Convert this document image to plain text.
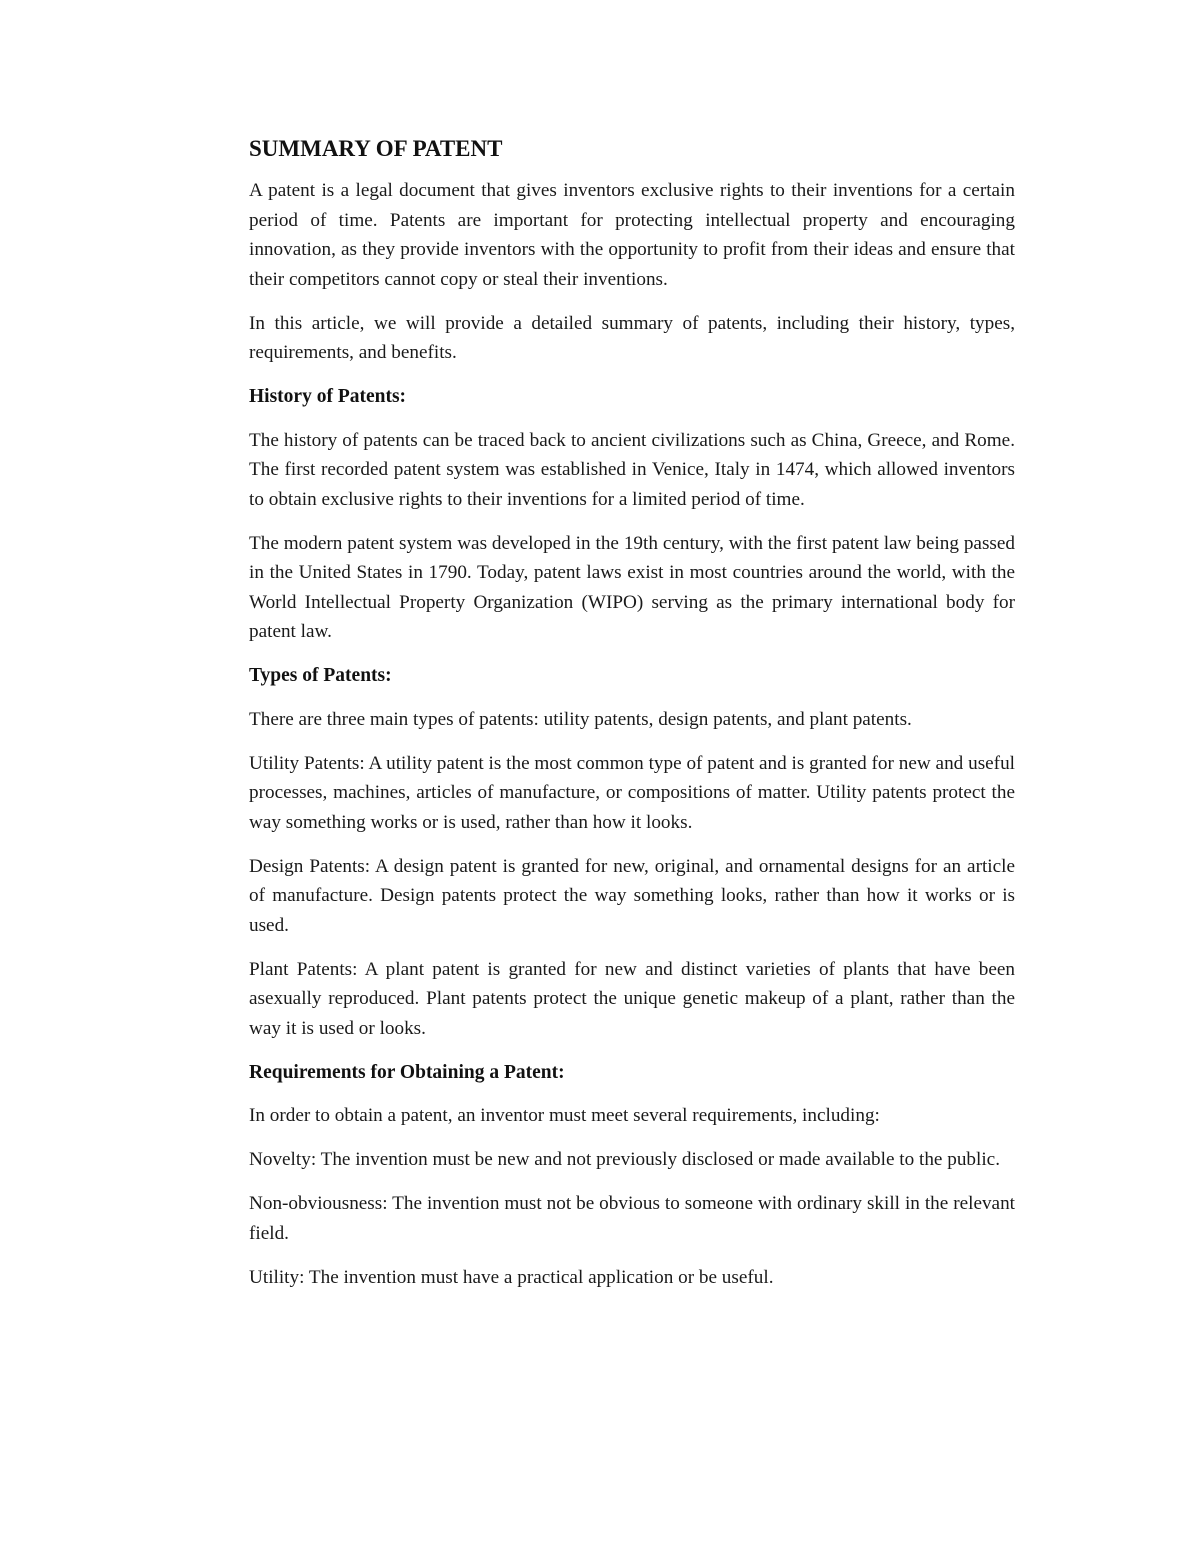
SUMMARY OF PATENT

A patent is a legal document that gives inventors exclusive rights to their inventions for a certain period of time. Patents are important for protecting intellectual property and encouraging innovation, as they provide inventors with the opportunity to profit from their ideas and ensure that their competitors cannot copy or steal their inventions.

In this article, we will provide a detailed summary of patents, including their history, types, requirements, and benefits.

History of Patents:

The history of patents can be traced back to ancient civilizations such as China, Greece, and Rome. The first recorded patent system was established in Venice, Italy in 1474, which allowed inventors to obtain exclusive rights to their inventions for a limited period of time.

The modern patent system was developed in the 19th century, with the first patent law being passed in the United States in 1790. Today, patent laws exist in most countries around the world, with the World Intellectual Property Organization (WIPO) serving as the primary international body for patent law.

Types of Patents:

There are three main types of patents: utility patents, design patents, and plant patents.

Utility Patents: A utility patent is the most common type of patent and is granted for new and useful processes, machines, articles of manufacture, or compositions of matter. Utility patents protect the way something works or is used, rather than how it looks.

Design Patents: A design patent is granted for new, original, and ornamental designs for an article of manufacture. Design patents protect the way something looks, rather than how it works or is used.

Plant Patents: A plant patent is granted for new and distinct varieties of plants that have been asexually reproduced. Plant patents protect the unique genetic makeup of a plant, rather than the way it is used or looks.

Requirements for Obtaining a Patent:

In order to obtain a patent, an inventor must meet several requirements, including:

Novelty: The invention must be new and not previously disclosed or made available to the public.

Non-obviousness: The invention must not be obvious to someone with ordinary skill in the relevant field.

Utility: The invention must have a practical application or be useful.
---
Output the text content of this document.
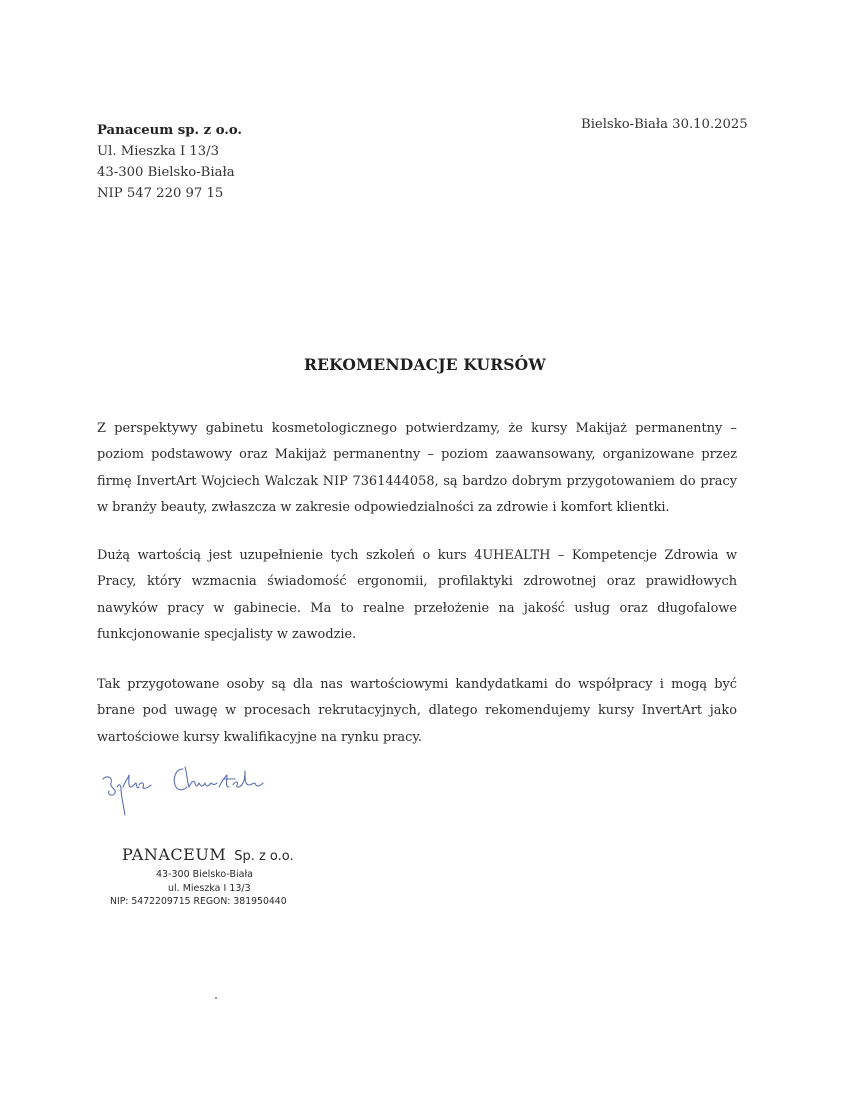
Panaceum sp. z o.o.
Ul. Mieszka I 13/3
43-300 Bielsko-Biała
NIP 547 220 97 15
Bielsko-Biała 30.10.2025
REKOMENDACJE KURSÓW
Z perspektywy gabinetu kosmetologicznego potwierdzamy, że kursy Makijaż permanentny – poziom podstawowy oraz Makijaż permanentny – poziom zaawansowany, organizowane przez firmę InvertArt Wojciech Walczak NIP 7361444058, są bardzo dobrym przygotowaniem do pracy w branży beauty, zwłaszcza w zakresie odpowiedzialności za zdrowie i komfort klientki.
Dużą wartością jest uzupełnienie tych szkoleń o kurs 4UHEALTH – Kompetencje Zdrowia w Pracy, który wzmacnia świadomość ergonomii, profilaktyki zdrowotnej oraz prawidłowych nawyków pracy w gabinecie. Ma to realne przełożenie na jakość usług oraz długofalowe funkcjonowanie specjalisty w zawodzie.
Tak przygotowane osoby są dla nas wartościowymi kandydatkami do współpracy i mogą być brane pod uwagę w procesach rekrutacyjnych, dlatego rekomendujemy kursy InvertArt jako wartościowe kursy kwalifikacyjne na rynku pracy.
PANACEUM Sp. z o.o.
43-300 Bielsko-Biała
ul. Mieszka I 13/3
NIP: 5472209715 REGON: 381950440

■ WHAT IS REQUIRED ■
Review the preceding data and report every line that includes the string "design".

■ COMPLETE RESPONSE ■
There are three main types of patents: utility patents, design patents, and plant patents.
Design Patents: A design patent is granted for new, original, and ornamental designs for an article of manufacture. Design patents protect the way something looks, rather than how it works or is used.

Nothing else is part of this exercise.